___ Data lines ___

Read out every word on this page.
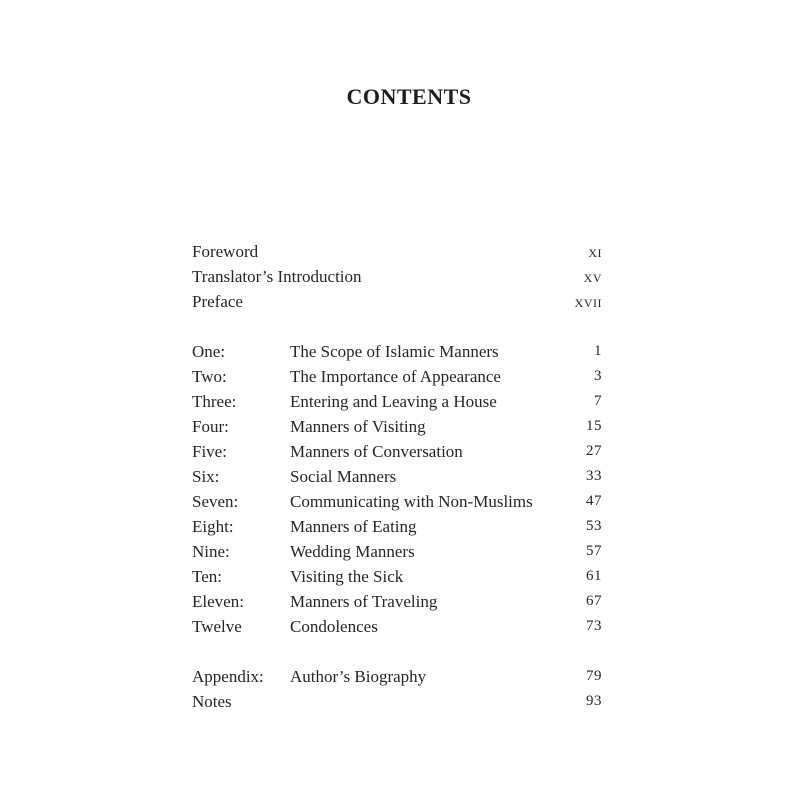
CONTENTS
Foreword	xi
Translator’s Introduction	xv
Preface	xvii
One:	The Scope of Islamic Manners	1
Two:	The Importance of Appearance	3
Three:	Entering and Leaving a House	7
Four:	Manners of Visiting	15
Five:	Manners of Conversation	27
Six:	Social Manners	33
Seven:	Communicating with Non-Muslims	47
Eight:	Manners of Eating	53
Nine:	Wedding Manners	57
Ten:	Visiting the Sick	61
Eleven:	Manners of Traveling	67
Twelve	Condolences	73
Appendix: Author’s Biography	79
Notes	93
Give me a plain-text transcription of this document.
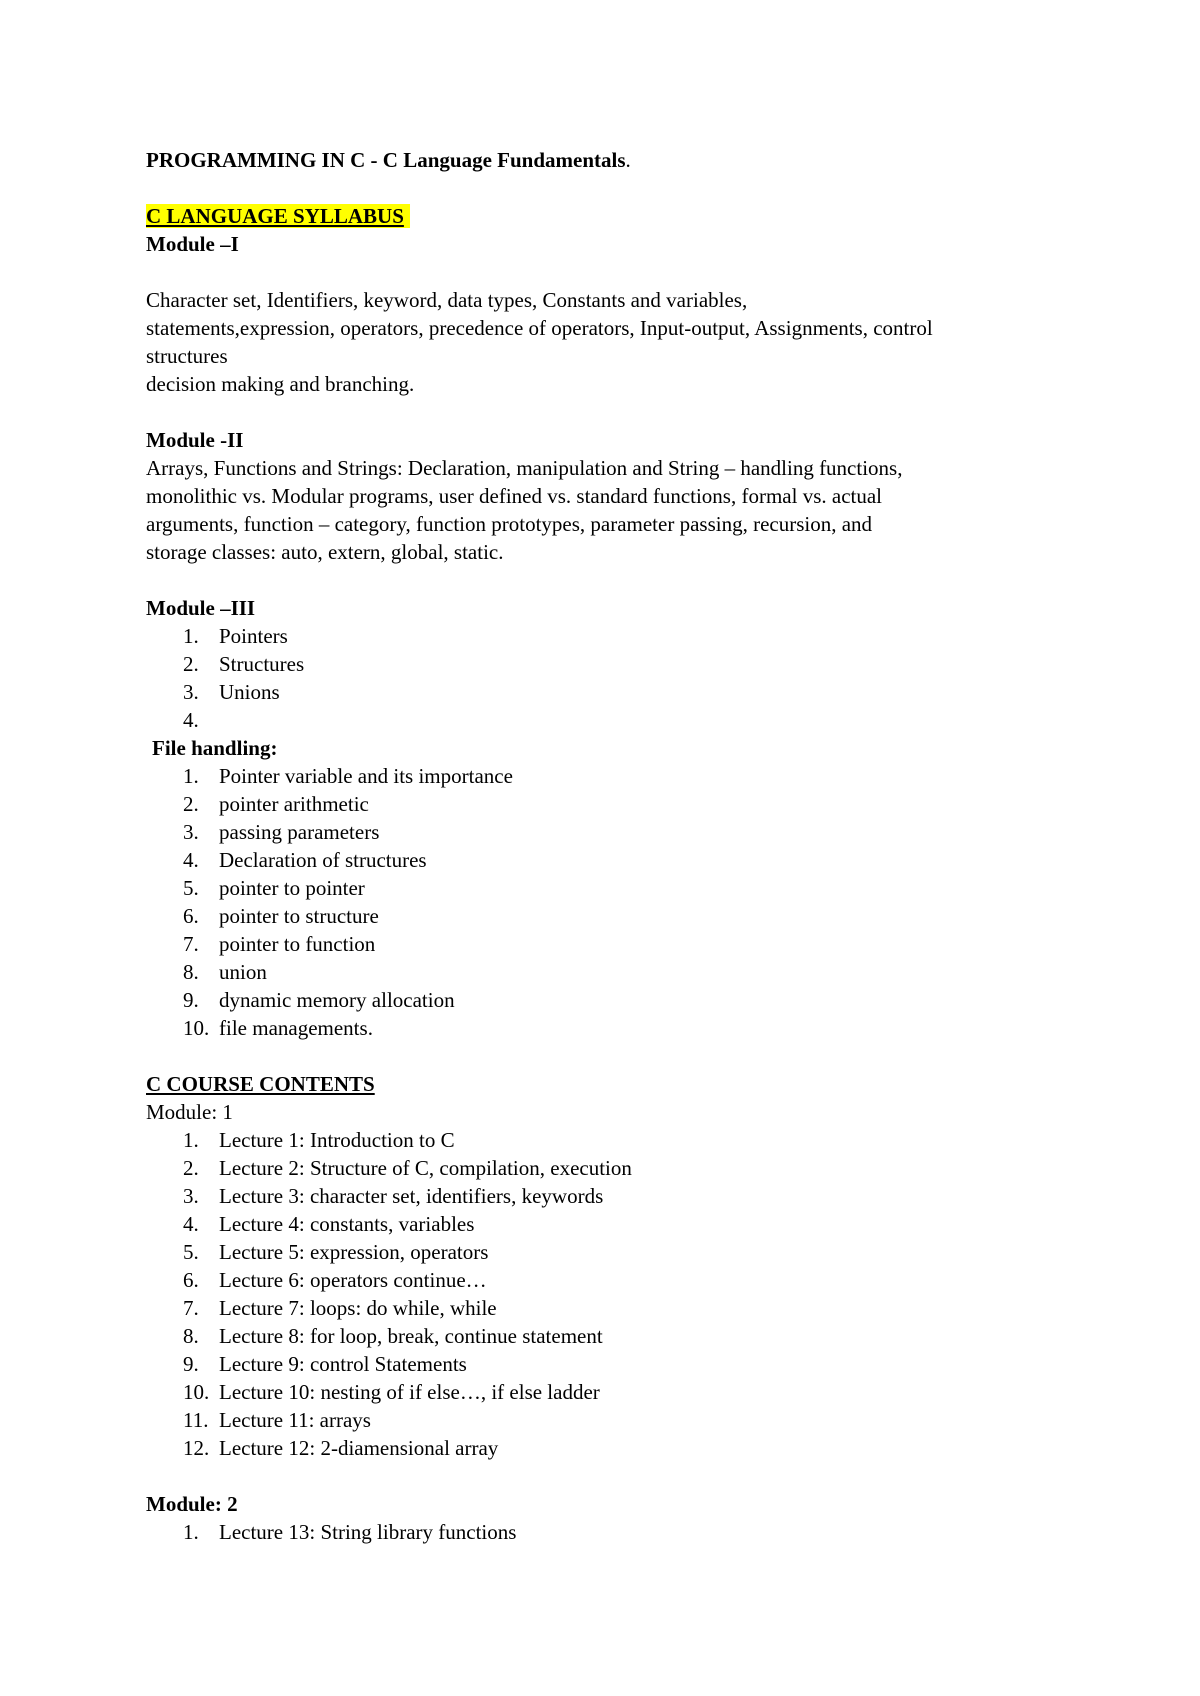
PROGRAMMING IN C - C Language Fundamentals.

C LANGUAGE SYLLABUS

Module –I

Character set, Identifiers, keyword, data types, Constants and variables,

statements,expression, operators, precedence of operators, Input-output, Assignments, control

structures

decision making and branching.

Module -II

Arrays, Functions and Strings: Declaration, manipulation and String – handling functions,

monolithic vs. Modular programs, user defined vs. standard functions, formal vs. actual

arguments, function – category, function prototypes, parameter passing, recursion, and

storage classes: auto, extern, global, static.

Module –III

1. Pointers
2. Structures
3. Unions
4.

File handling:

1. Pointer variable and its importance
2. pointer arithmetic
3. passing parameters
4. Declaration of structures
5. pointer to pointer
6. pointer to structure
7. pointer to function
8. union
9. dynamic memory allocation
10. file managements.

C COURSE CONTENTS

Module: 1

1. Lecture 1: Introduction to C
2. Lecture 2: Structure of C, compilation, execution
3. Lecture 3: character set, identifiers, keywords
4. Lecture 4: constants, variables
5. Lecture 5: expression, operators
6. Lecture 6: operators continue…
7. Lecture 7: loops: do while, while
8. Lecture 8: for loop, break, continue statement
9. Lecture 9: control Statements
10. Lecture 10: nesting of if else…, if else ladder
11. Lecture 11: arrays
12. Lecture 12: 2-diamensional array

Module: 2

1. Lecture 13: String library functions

___

▸ **Task**
Print the records word for word and exclude any picture they hold.

▸ **Written response**
Read out every word on this page.
CONTENTS
Foreword	xi
Translator’s Introduction	xv
Preface	xvii
One:	The Scope of Islamic Manners	1
Two:	The Importance of Appearance	3
Three:	Entering and Leaving a House	7
Four:	Manners of Visiting	15
Five:	Manners of Conversation	27
Six:	Social Manners	33
Seven:	Communicating with Non-Muslims	47
Eight:	Manners of Eating	53
Nine:	Wedding Manners	57
Ten:	Visiting the Sick	61
Eleven:	Manners of Traveling	67
Twelve	Condolences	73
Appendix: Author’s Biography	79
Notes	93
Give me a plain-text transcription of this document.
PROGRAMMING IN C - C Language Fundamentals.

C LANGUAGE SYLLABUS

Module –I

Character set, Identifiers, keyword, data types, Constants and variables,

statements,expression, operators, precedence of operators, Input-output, Assignments, control

structures

decision making and branching.

Module -II

Arrays, Functions and Strings: Declaration, manipulation and String – handling functions,

monolithic vs. Modular programs, user defined vs. standard functions, formal vs. actual

arguments, function – category, function prototypes, parameter passing, recursion, and

storage classes: auto, extern, global, static.

Module –III

1. Pointers
2. Structures
3. Unions
4.

File handling:

1. Pointer variable and its importance
2. pointer arithmetic
3. passing parameters
4. Declaration of structures
5. pointer to pointer
6. pointer to structure
7. pointer to function
8. union
9. dynamic memory allocation
10. file managements.

C COURSE CONTENTS

Module: 1

1. Lecture 1: Introduction to C
2. Lecture 2: Structure of C, compilation, execution
3. Lecture 3: character set, identifiers, keywords
4. Lecture 4: constants, variables
5. Lecture 5: expression, operators
6. Lecture 6: operators continue…
7. Lecture 7: loops: do while, while
8. Lecture 8: for loop, break, continue statement
9. Lecture 9: control Statements
10. Lecture 10: nesting of if else…, if else ladder
11. Lecture 11: arrays
12. Lecture 12: 2-diamensional array

Module: 2

1. Lecture 13: String library functions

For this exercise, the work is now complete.